What to produce: Which lines below contain the string "router"? Copy each one.
BEGIN Data entries
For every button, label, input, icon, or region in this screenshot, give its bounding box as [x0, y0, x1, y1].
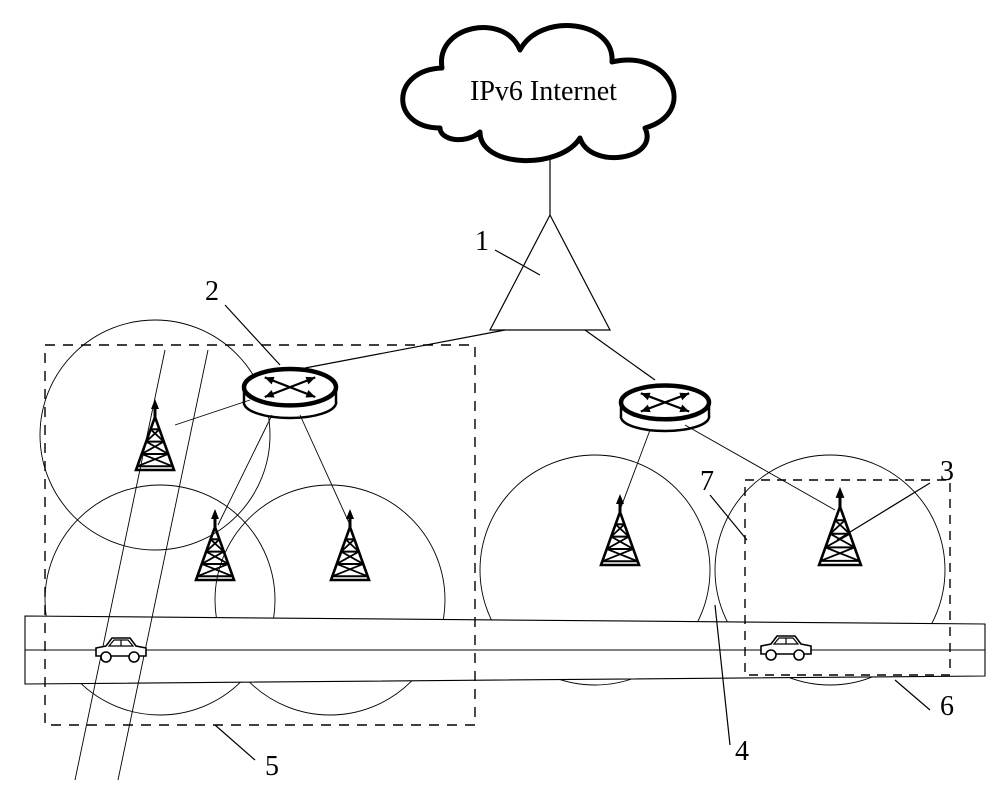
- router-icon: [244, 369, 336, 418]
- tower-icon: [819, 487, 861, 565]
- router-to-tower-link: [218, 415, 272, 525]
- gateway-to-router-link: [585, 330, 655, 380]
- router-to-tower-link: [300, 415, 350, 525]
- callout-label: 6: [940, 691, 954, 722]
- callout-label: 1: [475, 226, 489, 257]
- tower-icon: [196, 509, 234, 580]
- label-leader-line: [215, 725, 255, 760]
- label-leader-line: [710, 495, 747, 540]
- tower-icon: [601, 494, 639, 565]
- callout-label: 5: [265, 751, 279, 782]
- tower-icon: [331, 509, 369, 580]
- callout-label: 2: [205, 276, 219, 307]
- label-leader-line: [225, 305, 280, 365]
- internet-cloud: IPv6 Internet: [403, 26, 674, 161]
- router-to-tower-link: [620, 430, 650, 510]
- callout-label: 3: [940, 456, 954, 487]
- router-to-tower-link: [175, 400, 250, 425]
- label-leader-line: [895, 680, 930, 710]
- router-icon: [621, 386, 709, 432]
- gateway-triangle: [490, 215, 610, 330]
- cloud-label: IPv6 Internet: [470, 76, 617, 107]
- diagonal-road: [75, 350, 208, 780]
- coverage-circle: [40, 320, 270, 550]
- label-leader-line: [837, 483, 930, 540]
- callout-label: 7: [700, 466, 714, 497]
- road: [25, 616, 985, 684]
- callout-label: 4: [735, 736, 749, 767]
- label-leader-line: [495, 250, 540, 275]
END Data entries
Written answer:
- router-icon: [244, 369, 336, 418]
- router-to-tower-link: [218, 415, 272, 525]
- gateway-to-router-link: [585, 330, 655, 380]
- router-to-tower-link: [300, 415, 350, 525]
- router-to-tower-link: [620, 430, 650, 510]
- router-to-tower-link: [175, 400, 250, 425]
- router-icon: [621, 386, 709, 432]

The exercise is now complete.